### TASK:
Determine which lines contain the word "Generation", then copy those lines.

Data excerpts:
+ + +

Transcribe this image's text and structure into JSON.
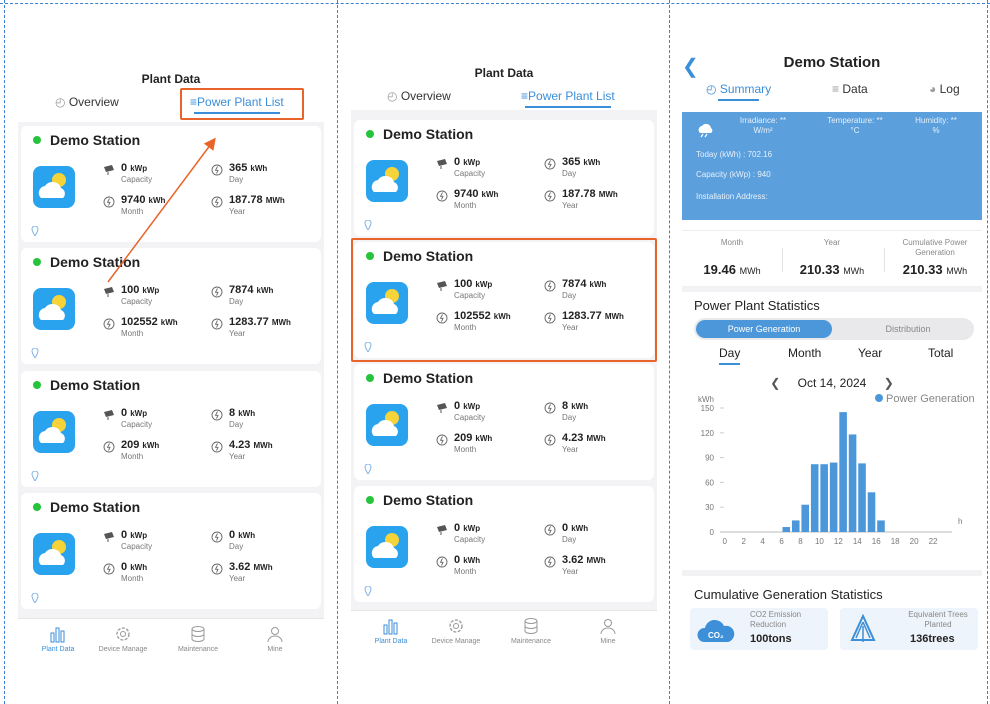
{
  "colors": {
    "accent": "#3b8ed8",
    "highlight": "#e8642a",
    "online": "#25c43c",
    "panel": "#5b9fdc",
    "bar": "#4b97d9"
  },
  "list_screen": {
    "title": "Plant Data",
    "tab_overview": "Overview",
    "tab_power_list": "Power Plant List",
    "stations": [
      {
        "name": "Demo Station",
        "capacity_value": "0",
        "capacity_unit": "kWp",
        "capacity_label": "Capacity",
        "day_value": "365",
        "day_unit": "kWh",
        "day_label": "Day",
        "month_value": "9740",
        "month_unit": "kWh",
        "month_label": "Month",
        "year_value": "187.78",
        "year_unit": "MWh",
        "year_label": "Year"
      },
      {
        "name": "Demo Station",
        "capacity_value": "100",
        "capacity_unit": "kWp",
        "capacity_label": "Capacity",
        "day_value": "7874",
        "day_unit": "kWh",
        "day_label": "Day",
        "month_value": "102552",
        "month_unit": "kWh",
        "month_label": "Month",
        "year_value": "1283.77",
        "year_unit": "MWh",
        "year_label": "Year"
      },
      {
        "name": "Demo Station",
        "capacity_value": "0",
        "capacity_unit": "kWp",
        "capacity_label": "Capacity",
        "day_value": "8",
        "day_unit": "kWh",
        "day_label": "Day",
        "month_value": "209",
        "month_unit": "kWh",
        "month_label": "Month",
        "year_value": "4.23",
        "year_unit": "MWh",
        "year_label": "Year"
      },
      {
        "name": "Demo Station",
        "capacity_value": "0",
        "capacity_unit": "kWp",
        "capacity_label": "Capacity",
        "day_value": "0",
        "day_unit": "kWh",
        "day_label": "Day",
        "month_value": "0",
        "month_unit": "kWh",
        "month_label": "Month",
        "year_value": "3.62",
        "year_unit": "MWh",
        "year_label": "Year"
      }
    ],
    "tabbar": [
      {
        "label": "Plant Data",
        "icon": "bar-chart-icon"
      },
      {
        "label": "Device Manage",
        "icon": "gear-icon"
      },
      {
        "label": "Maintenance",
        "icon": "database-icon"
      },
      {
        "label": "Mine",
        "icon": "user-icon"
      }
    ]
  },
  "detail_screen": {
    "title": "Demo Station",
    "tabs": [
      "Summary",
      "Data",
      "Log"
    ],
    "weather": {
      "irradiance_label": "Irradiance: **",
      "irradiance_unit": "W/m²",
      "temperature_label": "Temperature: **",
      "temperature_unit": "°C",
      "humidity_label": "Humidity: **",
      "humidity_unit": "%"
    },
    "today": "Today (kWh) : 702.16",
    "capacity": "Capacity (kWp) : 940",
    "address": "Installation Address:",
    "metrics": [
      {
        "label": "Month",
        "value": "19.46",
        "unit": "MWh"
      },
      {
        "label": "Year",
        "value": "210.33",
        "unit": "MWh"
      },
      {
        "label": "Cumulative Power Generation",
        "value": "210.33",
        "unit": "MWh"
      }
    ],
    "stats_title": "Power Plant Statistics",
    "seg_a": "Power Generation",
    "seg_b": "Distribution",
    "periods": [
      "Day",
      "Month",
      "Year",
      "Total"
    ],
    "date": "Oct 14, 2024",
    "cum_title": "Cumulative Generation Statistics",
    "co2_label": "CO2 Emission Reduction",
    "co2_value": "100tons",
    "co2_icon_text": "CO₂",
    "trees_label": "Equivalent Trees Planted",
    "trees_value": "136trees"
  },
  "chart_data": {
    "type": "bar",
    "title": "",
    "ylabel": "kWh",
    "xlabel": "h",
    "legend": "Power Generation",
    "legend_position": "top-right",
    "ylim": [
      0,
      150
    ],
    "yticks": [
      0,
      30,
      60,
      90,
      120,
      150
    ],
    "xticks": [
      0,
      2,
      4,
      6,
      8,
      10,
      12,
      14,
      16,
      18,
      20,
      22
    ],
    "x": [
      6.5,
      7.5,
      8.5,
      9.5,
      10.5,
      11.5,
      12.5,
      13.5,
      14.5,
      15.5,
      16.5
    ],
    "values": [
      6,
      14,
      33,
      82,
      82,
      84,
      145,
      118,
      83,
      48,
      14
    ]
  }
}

+ + +

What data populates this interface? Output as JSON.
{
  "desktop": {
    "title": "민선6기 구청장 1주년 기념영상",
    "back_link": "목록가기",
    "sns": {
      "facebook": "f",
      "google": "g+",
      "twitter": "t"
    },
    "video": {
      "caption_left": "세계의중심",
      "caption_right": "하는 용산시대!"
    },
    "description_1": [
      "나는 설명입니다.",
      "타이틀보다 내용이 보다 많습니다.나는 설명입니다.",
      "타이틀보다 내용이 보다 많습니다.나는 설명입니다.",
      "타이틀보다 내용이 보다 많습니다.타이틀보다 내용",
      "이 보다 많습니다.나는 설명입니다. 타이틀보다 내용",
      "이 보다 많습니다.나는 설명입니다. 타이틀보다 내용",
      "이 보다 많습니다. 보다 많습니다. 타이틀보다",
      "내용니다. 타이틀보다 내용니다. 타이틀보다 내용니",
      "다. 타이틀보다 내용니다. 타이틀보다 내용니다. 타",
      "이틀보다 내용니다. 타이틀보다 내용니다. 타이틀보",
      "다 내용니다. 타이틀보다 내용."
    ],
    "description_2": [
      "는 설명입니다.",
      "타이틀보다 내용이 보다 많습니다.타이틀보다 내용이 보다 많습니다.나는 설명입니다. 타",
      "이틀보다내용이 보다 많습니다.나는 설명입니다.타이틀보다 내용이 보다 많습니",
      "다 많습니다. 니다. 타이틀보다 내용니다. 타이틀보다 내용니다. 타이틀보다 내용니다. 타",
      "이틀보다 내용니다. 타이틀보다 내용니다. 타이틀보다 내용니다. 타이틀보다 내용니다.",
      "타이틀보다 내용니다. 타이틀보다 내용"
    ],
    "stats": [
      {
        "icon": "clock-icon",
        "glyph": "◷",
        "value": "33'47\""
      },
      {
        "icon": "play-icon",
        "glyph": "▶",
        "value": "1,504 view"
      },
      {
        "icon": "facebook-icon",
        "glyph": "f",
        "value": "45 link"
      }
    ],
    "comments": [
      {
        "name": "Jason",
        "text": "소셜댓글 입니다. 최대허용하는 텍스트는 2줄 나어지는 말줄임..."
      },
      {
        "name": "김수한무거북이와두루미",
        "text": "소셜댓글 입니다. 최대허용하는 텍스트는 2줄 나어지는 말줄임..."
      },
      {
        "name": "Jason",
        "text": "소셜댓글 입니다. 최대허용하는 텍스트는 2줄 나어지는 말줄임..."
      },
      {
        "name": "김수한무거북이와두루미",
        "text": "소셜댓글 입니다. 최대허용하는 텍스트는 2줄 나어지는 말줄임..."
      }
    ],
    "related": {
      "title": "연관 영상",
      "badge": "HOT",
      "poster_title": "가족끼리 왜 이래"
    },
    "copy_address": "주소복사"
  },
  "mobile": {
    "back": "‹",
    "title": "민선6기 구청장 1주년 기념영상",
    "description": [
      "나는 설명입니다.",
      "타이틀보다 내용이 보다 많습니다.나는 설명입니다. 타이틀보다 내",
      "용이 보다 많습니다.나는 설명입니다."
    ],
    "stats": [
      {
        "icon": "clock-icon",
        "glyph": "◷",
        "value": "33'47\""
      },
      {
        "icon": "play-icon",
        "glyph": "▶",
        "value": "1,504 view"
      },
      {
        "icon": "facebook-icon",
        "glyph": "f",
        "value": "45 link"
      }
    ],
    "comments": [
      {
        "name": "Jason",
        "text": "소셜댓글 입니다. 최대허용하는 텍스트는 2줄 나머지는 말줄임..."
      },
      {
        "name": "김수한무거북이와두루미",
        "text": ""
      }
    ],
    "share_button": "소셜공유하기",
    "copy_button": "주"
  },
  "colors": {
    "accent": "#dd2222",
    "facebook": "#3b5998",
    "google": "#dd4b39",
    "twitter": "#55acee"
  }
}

+ + +

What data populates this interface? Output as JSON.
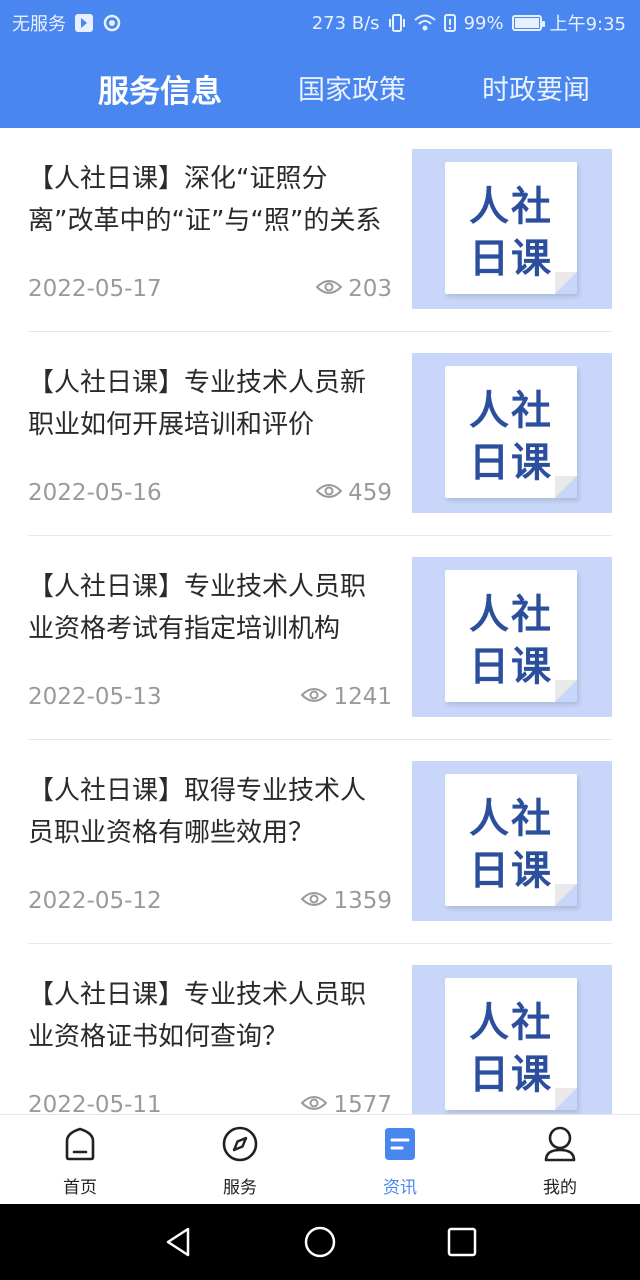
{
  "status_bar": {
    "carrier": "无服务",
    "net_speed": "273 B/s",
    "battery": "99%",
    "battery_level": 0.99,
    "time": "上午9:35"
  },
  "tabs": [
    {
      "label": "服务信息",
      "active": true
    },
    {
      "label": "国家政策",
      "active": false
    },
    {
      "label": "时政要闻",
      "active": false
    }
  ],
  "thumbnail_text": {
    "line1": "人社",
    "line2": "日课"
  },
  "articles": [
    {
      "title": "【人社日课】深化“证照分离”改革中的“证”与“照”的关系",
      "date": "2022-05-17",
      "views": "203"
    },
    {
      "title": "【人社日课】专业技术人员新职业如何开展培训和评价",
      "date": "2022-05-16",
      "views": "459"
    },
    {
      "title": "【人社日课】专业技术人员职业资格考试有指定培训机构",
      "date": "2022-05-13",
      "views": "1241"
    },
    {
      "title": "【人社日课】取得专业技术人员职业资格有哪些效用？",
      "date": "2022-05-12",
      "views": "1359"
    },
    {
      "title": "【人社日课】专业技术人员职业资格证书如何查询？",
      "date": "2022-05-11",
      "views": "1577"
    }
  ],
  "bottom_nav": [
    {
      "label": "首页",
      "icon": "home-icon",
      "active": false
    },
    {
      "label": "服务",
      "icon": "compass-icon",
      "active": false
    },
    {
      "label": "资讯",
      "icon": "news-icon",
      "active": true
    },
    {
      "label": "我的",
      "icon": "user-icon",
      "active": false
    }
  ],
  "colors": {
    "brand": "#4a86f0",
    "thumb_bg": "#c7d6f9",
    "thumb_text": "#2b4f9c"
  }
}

+ + +

### ANSWER TO THE TASK:
        "label": "Cumulative Power Generation",
    "seg_a": "Power Generation",
    "cum_title": "Cumulative Generation Statistics",
    "legend": "Power Generation",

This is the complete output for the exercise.